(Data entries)
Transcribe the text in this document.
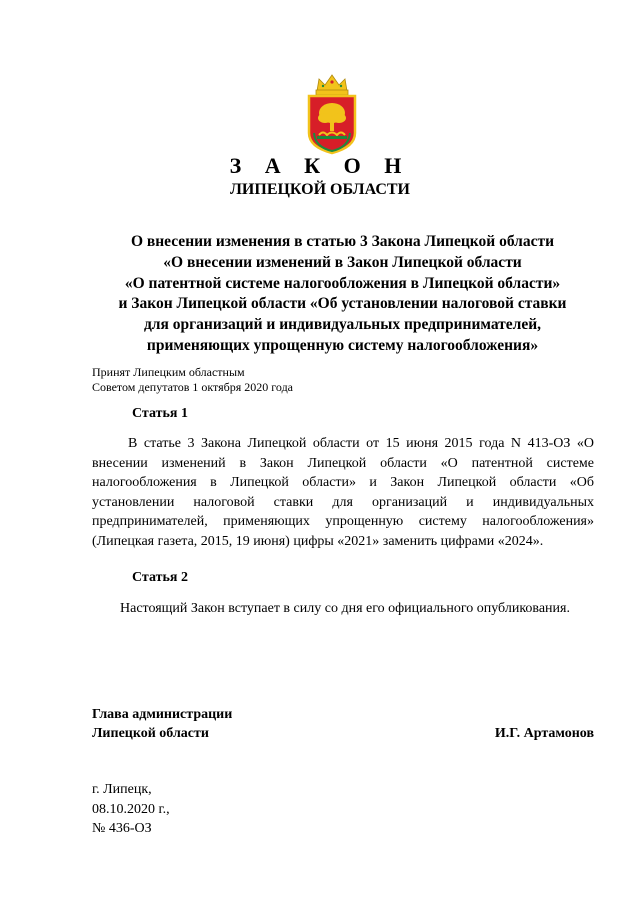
З А К О Н
ЛИПЕЦКОЙ ОБЛАСТИ
О внесении изменения в статью 3 Закона Липецкой области
«О внесении изменений в Закон Липецкой области
«О патентной системе налогообложения в Липецкой области»
и Закон Липецкой области «Об установлении налоговой ставки
для организаций и индивидуальных предпринимателей,
применяющих упрощенную систему налогообложения»
Принят Липецким областным
Советом депутатов 1 октября 2020 года
Статья 1
В статье 3 Закона Липецкой области от 15 июня 2015 года N 413-ОЗ «О внесении изменений в Закон Липецкой области «О патентной системе налогообложения в Липецкой области» и Закон Липецкой области «Об установлении налоговой ставки для организаций и индивидуальных предпринимателей, применяющих упрощенную систему налогообложения» (Липецкая газета, 2015, 19 июня) цифры «2021» заменить цифрами «2024».
Статья 2
Настоящий Закон вступает в силу со дня его официального опубликования.
Глава администрации
Липецкой области	И.Г. Артамонов
г. Липецк,
08.10.2020 г.,
№ 436-ОЗ
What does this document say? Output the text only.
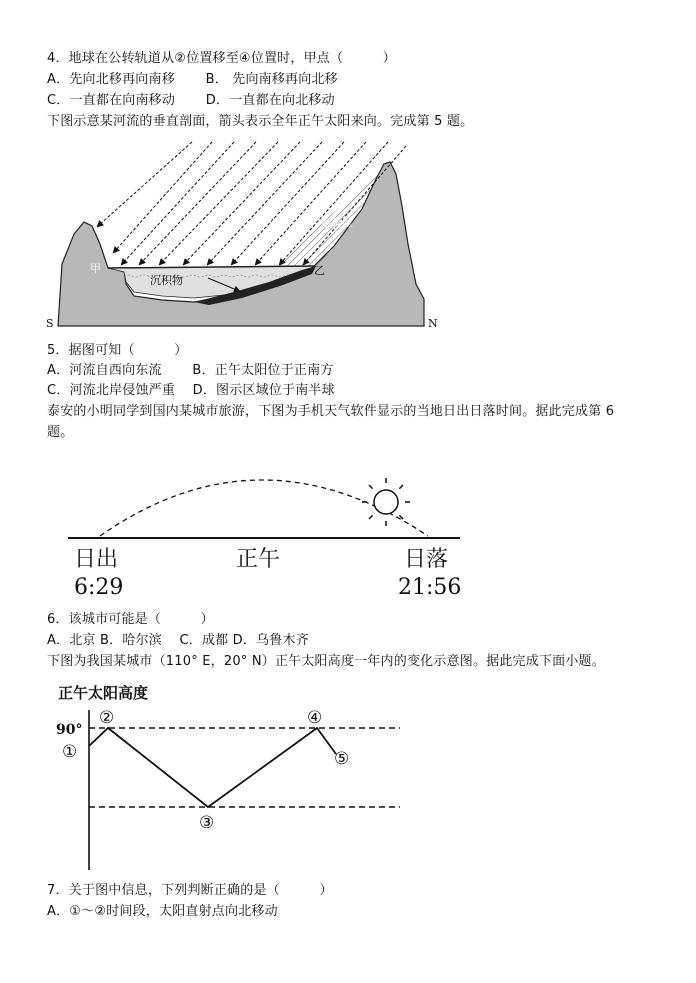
4．地球在公转轨道从②位置移至④位置时，甲点（　　　）
A．先向北移再向南移　　 B． 先向南移再向北移
C．一直都在向南移动　　 D．一直都在向北移动
下图示意某河流的垂直剖面，箭头表示全年正午太阳来向。完成第 5 题。
甲	乙
遮蔽区
沉积物
S	N
5．据图可知（　　　）
A．河流自西向东流　　 B．正午太阳位于正南方
C．河流北岸侵蚀严重　 D．图示区域位于南半球
泰安的小明同学到国内某城市旅游，下图为手机天气软件显示的当地日出日落时间。据此完成第 6
题。
日出	正午	日落
6:29	21:56
6．该城市可能是（　　　）
A．北京 B．哈尔滨　 C．成都 D．乌鲁木齐
下图为我国某城市（110° E，20° N）正午太阳高度一年内的变化示意图。据此完成下面小题。
正午太阳高度
90°
①
②
③
④
⑤
7．关于图中信息，下列判断正确的是（　　　）
A．①～②时间段，太阳直射点向北移动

TASK PROMPT: All the records above need to be given again word for word. Skip the pictures.

SOLUTION FOR THIS EXERCISE:
Transcribe the text in this document.
З А К О Н
ЛИПЕЦКОЙ ОБЛАСТИ
О внесении изменения в статью 3 Закона Липецкой области
«О внесении изменений в Закон Липецкой области
«О патентной системе налогообложения в Липецкой области»
и Закон Липецкой области «Об установлении налоговой ставки
для организаций и индивидуальных предпринимателей,
применяющих упрощенную систему налогообложения»
Принят Липецким областным
Советом депутатов 1 октября 2020 года
Статья 1
В статье 3 Закона Липецкой области от 15 июня 2015 года N 413-ОЗ «О внесении изменений в Закон Липецкой области «О патентной системе налогообложения в Липецкой области» и Закон Липецкой области «Об установлении налоговой ставки для организаций и индивидуальных предпринимателей, применяющих упрощенную систему налогообложения» (Липецкая газета, 2015, 19 июня) цифры «2021» заменить цифрами «2024».
Статья 2
Настоящий Закон вступает в силу со дня его официального опубликования.
Глава администрации
Липецкой области	И.Г. Артамонов
г. Липецк,
08.10.2020 г.,
№ 436-ОЗ
What does this document say? Output the text only.
4．地球在公转轨道从②位置移至④位置时，甲点（　　　）
A．先向北移再向南移　　 B． 先向南移再向北移
C．一直都在向南移动　　 D．一直都在向北移动
下图示意某河流的垂直剖面，箭头表示全年正午太阳来向。完成第 5 题。
甲	乙
遮蔽区
沉积物
S	N
5．据图可知（　　　）
A．河流自西向东流　　 B．正午太阳位于正南方
C．河流北岸侵蚀严重　 D．图示区域位于南半球
泰安的小明同学到国内某城市旅游，下图为手机天气软件显示的当地日出日落时间。据此完成第 6
题。
日出	正午	日落
6:29	21:56
6．该城市可能是（　　　）
A．北京 B．哈尔滨　 C．成都 D．乌鲁木齐
下图为我国某城市（110° E，20° N）正午太阳高度一年内的变化示意图。据此完成下面小题。
正午太阳高度
90°
①
②
③
④
⑤
7．关于图中信息，下列判断正确的是（　　　）
A．①～②时间段，太阳直射点向北移动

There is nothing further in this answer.